Below are some entries; can you quote all of them exactly?

▶ [Records shown]:

⟨

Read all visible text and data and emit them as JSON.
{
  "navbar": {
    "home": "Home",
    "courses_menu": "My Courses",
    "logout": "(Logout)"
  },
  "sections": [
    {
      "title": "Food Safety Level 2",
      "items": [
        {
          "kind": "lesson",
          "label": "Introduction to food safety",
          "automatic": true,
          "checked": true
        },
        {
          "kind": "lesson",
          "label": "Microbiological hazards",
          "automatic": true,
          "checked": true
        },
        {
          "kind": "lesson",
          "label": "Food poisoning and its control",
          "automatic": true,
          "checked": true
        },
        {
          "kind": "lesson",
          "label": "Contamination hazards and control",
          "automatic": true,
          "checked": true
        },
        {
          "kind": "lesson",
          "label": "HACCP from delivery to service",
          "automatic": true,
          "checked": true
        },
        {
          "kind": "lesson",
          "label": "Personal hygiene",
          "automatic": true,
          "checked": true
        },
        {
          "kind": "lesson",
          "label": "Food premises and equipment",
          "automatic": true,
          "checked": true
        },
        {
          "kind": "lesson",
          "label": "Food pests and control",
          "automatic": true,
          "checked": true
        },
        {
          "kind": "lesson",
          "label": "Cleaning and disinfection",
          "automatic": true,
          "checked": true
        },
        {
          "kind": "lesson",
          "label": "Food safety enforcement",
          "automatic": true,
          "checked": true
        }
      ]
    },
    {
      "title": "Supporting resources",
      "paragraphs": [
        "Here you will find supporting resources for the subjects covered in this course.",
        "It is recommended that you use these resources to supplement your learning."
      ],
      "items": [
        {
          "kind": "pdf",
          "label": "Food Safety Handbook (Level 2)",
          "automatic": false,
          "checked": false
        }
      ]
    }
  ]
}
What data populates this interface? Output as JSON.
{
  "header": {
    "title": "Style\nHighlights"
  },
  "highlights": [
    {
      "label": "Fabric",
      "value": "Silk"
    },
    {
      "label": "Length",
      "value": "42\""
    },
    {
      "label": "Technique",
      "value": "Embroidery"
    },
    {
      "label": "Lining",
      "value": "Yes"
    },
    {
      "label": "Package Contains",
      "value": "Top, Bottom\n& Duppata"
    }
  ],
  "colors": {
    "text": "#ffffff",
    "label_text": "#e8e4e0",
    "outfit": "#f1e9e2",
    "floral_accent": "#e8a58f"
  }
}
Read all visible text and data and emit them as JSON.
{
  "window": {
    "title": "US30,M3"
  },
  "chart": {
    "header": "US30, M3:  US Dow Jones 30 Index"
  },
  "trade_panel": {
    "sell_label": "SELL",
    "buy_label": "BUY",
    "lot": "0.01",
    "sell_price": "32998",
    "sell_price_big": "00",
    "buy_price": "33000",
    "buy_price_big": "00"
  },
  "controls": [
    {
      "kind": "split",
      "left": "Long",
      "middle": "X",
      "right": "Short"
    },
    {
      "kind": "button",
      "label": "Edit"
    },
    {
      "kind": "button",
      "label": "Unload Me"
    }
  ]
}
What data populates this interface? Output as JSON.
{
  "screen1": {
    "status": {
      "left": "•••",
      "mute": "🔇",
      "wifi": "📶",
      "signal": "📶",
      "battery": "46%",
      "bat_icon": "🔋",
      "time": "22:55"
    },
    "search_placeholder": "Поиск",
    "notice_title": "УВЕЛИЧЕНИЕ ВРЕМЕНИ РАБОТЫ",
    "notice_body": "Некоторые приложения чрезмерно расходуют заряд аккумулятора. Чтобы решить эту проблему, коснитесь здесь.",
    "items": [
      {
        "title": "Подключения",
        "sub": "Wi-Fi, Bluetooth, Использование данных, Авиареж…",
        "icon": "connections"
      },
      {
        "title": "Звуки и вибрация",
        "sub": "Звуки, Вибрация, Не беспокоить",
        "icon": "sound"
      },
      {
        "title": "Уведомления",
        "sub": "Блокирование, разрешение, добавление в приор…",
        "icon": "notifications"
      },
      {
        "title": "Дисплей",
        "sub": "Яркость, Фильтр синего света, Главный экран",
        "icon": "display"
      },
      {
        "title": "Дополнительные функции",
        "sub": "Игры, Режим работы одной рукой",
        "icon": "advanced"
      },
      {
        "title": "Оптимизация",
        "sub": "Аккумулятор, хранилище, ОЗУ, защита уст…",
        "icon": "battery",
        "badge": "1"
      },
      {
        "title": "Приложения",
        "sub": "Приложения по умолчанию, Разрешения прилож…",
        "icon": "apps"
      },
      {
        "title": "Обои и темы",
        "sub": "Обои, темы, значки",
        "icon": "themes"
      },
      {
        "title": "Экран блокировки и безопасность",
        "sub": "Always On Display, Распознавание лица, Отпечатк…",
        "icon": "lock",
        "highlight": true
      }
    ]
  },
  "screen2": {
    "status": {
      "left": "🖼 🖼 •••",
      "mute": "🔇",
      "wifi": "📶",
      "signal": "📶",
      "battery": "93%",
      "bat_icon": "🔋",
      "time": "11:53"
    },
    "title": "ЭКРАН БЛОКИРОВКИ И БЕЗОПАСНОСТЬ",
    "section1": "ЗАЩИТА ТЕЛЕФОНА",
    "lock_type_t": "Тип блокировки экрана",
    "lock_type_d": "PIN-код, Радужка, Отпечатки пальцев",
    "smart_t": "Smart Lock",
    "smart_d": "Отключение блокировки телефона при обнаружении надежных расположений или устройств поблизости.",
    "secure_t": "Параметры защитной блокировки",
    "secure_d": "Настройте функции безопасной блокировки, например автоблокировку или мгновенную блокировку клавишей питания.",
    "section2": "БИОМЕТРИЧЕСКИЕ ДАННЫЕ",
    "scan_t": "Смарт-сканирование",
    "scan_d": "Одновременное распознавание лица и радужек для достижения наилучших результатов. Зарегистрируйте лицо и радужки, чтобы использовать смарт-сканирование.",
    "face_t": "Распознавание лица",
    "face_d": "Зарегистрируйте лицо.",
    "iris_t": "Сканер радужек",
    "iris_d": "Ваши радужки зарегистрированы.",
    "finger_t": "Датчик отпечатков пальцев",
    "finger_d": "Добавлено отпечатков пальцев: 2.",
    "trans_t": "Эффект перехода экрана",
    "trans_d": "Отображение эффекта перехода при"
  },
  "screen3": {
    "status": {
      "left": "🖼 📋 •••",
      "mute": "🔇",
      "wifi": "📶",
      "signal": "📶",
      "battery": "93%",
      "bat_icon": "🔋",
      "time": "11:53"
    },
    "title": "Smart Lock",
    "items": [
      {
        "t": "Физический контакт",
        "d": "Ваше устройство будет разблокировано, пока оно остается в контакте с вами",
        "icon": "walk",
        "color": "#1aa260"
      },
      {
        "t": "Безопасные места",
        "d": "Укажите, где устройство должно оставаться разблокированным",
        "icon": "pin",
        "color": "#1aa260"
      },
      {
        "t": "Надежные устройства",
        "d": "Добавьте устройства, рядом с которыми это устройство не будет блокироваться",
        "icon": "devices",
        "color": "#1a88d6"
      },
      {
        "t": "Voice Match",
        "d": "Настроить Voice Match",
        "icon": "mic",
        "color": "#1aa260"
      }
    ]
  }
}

⟩

▶ [Answer for this exercise]:
Read all visible text and data and emit them as JSON.
{
  "navbar": {
    "home": "Home",
    "courses_menu": "My Courses",
    "logout": "(Logout)"
  },
  "sections": [
    {
      "title": "Food Safety Level 2",
      "items": [
        {
          "kind": "lesson",
          "label": "Introduction to food safety",
          "automatic": true,
          "checked": true
        },
        {
          "kind": "lesson",
          "label": "Microbiological hazards",
          "automatic": true,
          "checked": true
        },
        {
          "kind": "lesson",
          "label": "Food poisoning and its control",
          "automatic": true,
          "checked": true
        },
        {
          "kind": "lesson",
          "label": "Contamination hazards and control",
          "automatic": true,
          "checked": true
        },
        {
          "kind": "lesson",
          "label": "HACCP from delivery to service",
          "automatic": true,
          "checked": true
        },
        {
          "kind": "lesson",
          "label": "Personal hygiene",
          "automatic": true,
          "checked": true
        },
        {
          "kind": "lesson",
          "label": "Food premises and equipment",
          "automatic": true,
          "checked": true
        },
        {
          "kind": "lesson",
          "label": "Food pests and control",
          "automatic": true,
          "checked": true
        },
        {
          "kind": "lesson",
          "label": "Cleaning and disinfection",
          "automatic": true,
          "checked": true
        },
        {
          "kind": "lesson",
          "label": "Food safety enforcement",
          "automatic": true,
          "checked": true
        }
      ]
    },
    {
      "title": "Supporting resources",
      "paragraphs": [
        "Here you will find supporting resources for the subjects covered in this course.",
        "It is recommended that you use these resources to supplement your learning."
      ],
      "items": [
        {
          "kind": "pdf",
          "label": "Food Safety Handbook (Level 2)",
          "automatic": false,
          "checked": false
        }
      ]
    }
  ]
}
What data populates this interface? Output as JSON.
{
  "header": {
    "title": "Style\nHighlights"
  },
  "highlights": [
    {
      "label": "Fabric",
      "value": "Silk"
    },
    {
      "label": "Length",
      "value": "42\""
    },
    {
      "label": "Technique",
      "value": "Embroidery"
    },
    {
      "label": "Lining",
      "value": "Yes"
    },
    {
      "label": "Package Contains",
      "value": "Top, Bottom\n& Duppata"
    }
  ],
  "colors": {
    "text": "#ffffff",
    "label_text": "#e8e4e0",
    "outfit": "#f1e9e2",
    "floral_accent": "#e8a58f"
  }
}
Read all visible text and data and emit them as JSON.
{
  "window": {
    "title": "US30,M3"
  },
  "chart": {
    "header": "US30, M3:  US Dow Jones 30 Index"
  },
  "trade_panel": {
    "sell_label": "SELL",
    "buy_label": "BUY",
    "lot": "0.01",
    "sell_price": "32998",
    "sell_price_big": "00",
    "buy_price": "33000",
    "buy_price_big": "00"
  },
  "controls": [
    {
      "kind": "split",
      "left": "Long",
      "middle": "X",
      "right": "Short"
    },
    {
      "kind": "button",
      "label": "Edit"
    },
    {
      "kind": "button",
      "label": "Unload Me"
    }
  ]
}
What data populates this interface? Output as JSON.
{
  "screen1": {
    "status": {
      "left": "•••",
      "mute": "🔇",
      "wifi": "📶",
      "signal": "📶",
      "battery": "46%",
      "bat_icon": "🔋",
      "time": "22:55"
    },
    "search_placeholder": "Поиск",
    "notice_title": "УВЕЛИЧЕНИЕ ВРЕМЕНИ РАБОТЫ",
    "notice_body": "Некоторые приложения чрезмерно расходуют заряд аккумулятора. Чтобы решить эту проблему, коснитесь здесь.",
    "items": [
      {
        "title": "Подключения",
        "sub": "Wi-Fi, Bluetooth, Использование данных, Авиареж…",
        "icon": "connections"
      },
      {
        "title": "Звуки и вибрация",
        "sub": "Звуки, Вибрация, Не беспокоить",
        "icon": "sound"
      },
      {
        "title": "Уведомления",
        "sub": "Блокирование, разрешение, добавление в приор…",
        "icon": "notifications"
      },
      {
        "title": "Дисплей",
        "sub": "Яркость, Фильтр синего света, Главный экран",
        "icon": "display"
      },
      {
        "title": "Дополнительные функции",
        "sub": "Игры, Режим работы одной рукой",
        "icon": "advanced"
      },
      {
        "title": "Оптимизация",
        "sub": "Аккумулятор, хранилище, ОЗУ, защита уст…",
        "icon": "battery",
        "badge": "1"
      },
      {
        "title": "Приложения",
        "sub": "Приложения по умолчанию, Разрешения прилож…",
        "icon": "apps"
      },
      {
        "title": "Обои и темы",
        "sub": "Обои, темы, значки",
        "icon": "themes"
      },
      {
        "title": "Экран блокировки и безопасность",
        "sub": "Always On Display, Распознавание лица, Отпечатк…",
        "icon": "lock",
        "highlight": true
      }
    ]
  },
  "screen2": {
    "status": {
      "left": "🖼 🖼 •••",
      "mute": "🔇",
      "wifi": "📶",
      "signal": "📶",
      "battery": "93%",
      "bat_icon": "🔋",
      "time": "11:53"
    },
    "title": "ЭКРАН БЛОКИРОВКИ И БЕЗОПАСНОСТЬ",
    "section1": "ЗАЩИТА ТЕЛЕФОНА",
    "lock_type_t": "Тип блокировки экрана",
    "lock_type_d": "PIN-код, Радужка, Отпечатки пальцев",
    "smart_t": "Smart Lock",
    "smart_d": "Отключение блокировки телефона при обнаружении надежных расположений или устройств поблизости.",
    "secure_t": "Параметры защитной блокировки",
    "secure_d": "Настройте функции безопасной блокировки, например автоблокировку или мгновенную блокировку клавишей питания.",
    "section2": "БИОМЕТРИЧЕСКИЕ ДАННЫЕ",
    "scan_t": "Смарт-сканирование",
    "scan_d": "Одновременное распознавание лица и радужек для достижения наилучших результатов. Зарегистрируйте лицо и радужки, чтобы использовать смарт-сканирование.",
    "face_t": "Распознавание лица",
    "face_d": "Зарегистрируйте лицо.",
    "iris_t": "Сканер радужек",
    "iris_d": "Ваши радужки зарегистрированы.",
    "finger_t": "Датчик отпечатков пальцев",
    "finger_d": "Добавлено отпечатков пальцев: 2.",
    "trans_t": "Эффект перехода экрана",
    "trans_d": "Отображение эффекта перехода при"
  },
  "screen3": {
    "status": {
      "left": "🖼 📋 •••",
      "mute": "🔇",
      "wifi": "📶",
      "signal": "📶",
      "battery": "93%",
      "bat_icon": "🔋",
      "time": "11:53"
    },
    "title": "Smart Lock",
    "items": [
      {
        "t": "Физический контакт",
        "d": "Ваше устройство будет разблокировано, пока оно остается в контакте с вами",
        "icon": "walk",
        "color": "#1aa260"
      },
      {
        "t": "Безопасные места",
        "d": "Укажите, где устройство должно оставаться разблокированным",
        "icon": "pin",
        "color": "#1aa260"
      },
      {
        "t": "Надежные устройства",
        "d": "Добавьте устройства, рядом с которыми это устройство не будет блокироваться",
        "icon": "devices",
        "color": "#1a88d6"
      },
      {
        "t": "Voice Match",
        "d": "Настроить Voice Match",
        "icon": "mic",
        "color": "#1aa260"
      }
    ]
  }
}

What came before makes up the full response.